--- begin Material ---

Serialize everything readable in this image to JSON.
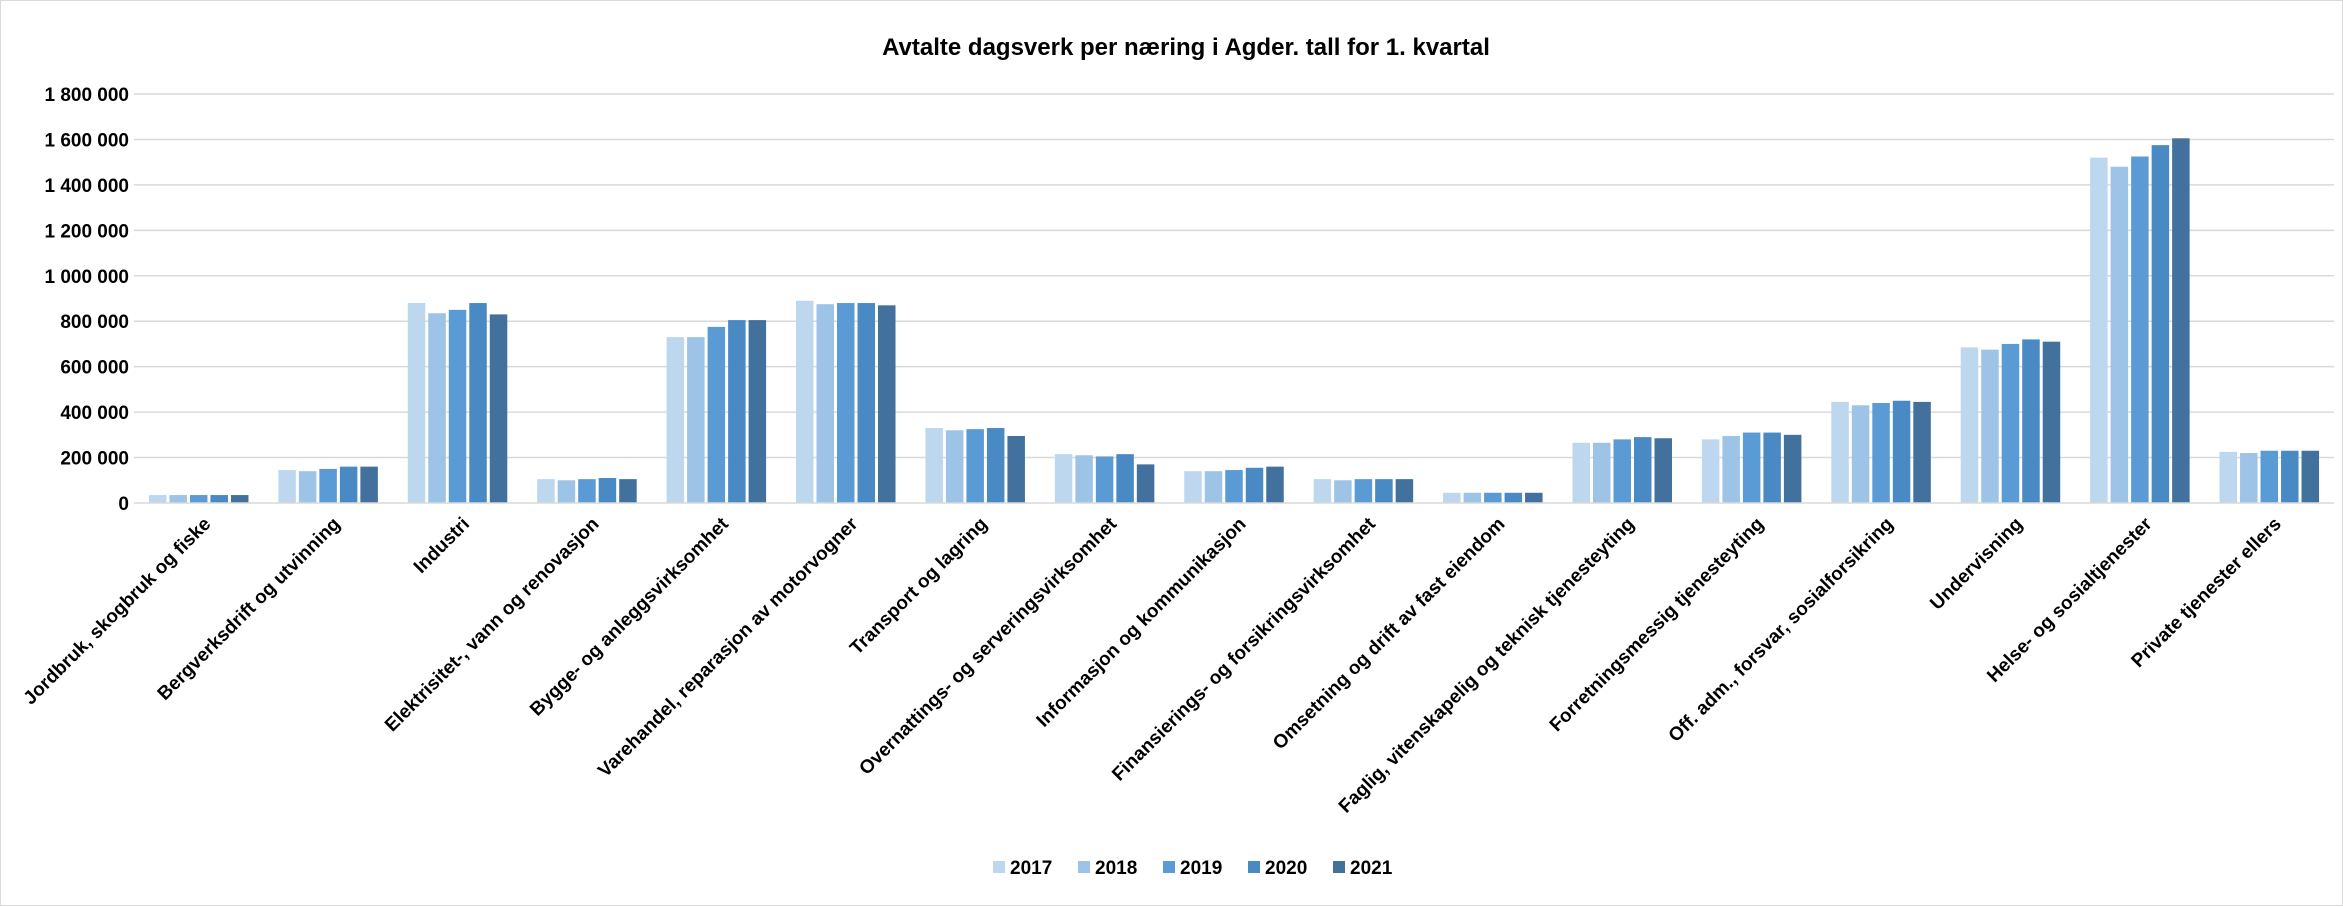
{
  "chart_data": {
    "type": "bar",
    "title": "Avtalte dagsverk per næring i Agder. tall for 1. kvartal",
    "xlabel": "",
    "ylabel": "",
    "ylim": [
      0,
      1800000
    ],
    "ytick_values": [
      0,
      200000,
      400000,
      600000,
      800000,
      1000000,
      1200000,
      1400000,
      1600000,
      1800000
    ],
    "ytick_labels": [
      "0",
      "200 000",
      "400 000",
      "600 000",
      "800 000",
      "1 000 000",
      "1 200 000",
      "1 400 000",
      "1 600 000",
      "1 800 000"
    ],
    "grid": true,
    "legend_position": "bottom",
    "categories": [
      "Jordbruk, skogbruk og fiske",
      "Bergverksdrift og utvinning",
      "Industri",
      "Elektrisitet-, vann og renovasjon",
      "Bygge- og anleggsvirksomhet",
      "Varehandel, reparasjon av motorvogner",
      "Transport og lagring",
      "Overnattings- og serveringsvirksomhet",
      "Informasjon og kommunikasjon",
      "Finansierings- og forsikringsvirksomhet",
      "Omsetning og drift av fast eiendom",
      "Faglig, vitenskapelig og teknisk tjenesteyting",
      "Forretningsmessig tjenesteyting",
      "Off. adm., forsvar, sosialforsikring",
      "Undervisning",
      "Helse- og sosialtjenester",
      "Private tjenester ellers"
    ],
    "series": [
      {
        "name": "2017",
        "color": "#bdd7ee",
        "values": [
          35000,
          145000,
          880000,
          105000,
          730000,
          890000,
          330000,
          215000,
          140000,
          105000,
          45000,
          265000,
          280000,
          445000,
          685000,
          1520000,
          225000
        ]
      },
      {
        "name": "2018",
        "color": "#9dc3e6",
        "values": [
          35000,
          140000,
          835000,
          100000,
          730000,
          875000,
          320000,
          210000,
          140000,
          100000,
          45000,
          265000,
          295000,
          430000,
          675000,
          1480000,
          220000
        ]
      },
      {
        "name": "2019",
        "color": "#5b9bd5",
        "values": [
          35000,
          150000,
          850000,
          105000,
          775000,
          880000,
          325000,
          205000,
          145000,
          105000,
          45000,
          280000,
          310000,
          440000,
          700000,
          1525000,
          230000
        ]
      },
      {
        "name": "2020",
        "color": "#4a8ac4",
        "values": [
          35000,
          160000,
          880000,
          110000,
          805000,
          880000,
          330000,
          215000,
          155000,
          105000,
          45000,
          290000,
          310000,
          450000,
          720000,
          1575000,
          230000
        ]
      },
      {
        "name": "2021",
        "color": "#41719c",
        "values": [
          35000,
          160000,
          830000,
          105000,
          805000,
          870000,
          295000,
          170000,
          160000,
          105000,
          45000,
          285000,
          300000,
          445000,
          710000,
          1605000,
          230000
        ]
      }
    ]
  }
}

--- end Material ---
--- begin Material ---

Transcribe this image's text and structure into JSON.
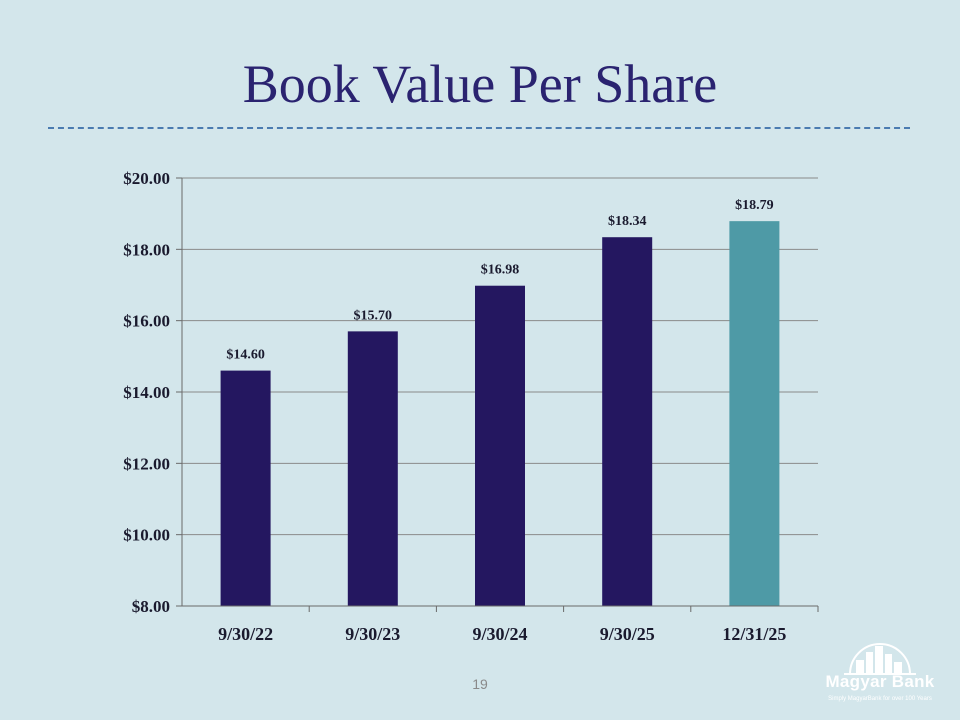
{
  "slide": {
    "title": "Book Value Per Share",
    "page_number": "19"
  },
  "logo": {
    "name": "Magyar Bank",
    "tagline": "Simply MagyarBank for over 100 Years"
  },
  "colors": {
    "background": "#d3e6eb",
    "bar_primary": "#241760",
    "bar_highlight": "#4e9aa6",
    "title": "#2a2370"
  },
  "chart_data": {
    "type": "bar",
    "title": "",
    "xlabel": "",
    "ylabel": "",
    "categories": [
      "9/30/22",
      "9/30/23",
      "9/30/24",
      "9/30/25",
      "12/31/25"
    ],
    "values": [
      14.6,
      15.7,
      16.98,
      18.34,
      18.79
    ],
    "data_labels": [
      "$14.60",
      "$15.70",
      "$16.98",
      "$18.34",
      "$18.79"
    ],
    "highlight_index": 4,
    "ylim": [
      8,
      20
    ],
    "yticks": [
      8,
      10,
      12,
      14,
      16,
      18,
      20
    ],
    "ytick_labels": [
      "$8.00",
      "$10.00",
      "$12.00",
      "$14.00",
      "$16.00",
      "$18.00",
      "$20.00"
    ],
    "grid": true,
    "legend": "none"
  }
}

--- end Material ---

### Exercise description
Using the records above, list each line that includes "this".

### Complete output
Serialize everything readable in this image to JSON.
Transcribe this image's text and structure into JSON.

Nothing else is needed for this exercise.